> GIVEN REQUEST: Return the listing word for word, as given.

> DATA SHOWN:
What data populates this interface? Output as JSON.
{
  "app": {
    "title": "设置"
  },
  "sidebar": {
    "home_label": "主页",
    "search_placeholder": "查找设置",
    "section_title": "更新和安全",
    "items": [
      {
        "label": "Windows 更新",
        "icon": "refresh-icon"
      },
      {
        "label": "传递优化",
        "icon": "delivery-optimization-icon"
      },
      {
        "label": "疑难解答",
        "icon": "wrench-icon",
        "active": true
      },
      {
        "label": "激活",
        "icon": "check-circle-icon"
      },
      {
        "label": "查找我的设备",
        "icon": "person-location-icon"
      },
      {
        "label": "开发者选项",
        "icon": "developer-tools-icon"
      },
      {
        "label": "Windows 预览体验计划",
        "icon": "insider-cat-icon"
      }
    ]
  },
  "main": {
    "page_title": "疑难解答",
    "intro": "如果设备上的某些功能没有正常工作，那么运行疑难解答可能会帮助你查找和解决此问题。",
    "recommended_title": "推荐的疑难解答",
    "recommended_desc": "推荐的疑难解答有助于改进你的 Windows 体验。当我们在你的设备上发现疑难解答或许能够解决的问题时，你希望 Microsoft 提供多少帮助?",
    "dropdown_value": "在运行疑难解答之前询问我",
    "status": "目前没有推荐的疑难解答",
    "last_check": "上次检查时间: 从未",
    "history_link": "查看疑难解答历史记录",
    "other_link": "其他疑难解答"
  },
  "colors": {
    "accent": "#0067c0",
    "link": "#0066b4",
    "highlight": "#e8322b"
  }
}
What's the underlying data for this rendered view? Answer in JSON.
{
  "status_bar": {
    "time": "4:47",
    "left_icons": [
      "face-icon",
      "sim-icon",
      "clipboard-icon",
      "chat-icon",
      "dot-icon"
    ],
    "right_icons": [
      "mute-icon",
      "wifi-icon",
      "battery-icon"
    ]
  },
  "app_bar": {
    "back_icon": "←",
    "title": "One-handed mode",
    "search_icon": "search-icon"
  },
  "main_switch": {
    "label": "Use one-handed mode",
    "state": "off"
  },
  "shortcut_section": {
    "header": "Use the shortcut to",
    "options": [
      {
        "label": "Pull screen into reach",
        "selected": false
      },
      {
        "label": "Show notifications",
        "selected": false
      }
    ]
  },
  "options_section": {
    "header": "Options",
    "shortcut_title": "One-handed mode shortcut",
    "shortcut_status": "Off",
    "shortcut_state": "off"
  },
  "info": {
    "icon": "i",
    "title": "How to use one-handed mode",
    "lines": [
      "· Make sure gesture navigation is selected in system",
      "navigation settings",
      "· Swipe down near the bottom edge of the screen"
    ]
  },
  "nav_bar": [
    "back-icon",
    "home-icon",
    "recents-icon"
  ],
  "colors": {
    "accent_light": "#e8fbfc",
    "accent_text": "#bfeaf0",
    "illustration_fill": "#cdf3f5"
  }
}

> TASK RESPONSE:
What data populates this interface? Output as JSON.
{
  "app": {
    "title": "设置"
  },
  "sidebar": {
    "home_label": "主页",
    "search_placeholder": "查找设置",
    "section_title": "更新和安全",
    "items": [
      {
        "label": "Windows 更新",
        "icon": "refresh-icon"
      },
      {
        "label": "传递优化",
        "icon": "delivery-optimization-icon"
      },
      {
        "label": "疑难解答",
        "icon": "wrench-icon",
        "active": true
      },
      {
        "label": "激活",
        "icon": "check-circle-icon"
      },
      {
        "label": "查找我的设备",
        "icon": "person-location-icon"
      },
      {
        "label": "开发者选项",
        "icon": "developer-tools-icon"
      },
      {
        "label": "Windows 预览体验计划",
        "icon": "insider-cat-icon"
      }
    ]
  },
  "main": {
    "page_title": "疑难解答",
    "intro": "如果设备上的某些功能没有正常工作，那么运行疑难解答可能会帮助你查找和解决此问题。",
    "recommended_title": "推荐的疑难解答",
    "recommended_desc": "推荐的疑难解答有助于改进你的 Windows 体验。当我们在你的设备上发现疑难解答或许能够解决的问题时，你希望 Microsoft 提供多少帮助?",
    "dropdown_value": "在运行疑难解答之前询问我",
    "status": "目前没有推荐的疑难解答",
    "last_check": "上次检查时间: 从未",
    "history_link": "查看疑难解答历史记录",
    "other_link": "其他疑难解答"
  },
  "colors": {
    "accent": "#0067c0",
    "link": "#0066b4",
    "highlight": "#e8322b"
  }
}
What's the underlying data for this rendered view? Answer in JSON.
{
  "status_bar": {
    "time": "4:47",
    "left_icons": [
      "face-icon",
      "sim-icon",
      "clipboard-icon",
      "chat-icon",
      "dot-icon"
    ],
    "right_icons": [
      "mute-icon",
      "wifi-icon",
      "battery-icon"
    ]
  },
  "app_bar": {
    "back_icon": "←",
    "title": "One-handed mode",
    "search_icon": "search-icon"
  },
  "main_switch": {
    "label": "Use one-handed mode",
    "state": "off"
  },
  "shortcut_section": {
    "header": "Use the shortcut to",
    "options": [
      {
        "label": "Pull screen into reach",
        "selected": false
      },
      {
        "label": "Show notifications",
        "selected": false
      }
    ]
  },
  "options_section": {
    "header": "Options",
    "shortcut_title": "One-handed mode shortcut",
    "shortcut_status": "Off",
    "shortcut_state": "off"
  },
  "info": {
    "icon": "i",
    "title": "How to use one-handed mode",
    "lines": [
      "· Make sure gesture navigation is selected in system",
      "navigation settings",
      "· Swipe down near the bottom edge of the screen"
    ]
  },
  "nav_bar": [
    "back-icon",
    "home-icon",
    "recents-icon"
  ],
  "colors": {
    "accent_light": "#e8fbfc",
    "accent_text": "#bfeaf0",
    "illustration_fill": "#cdf3f5"
  }
}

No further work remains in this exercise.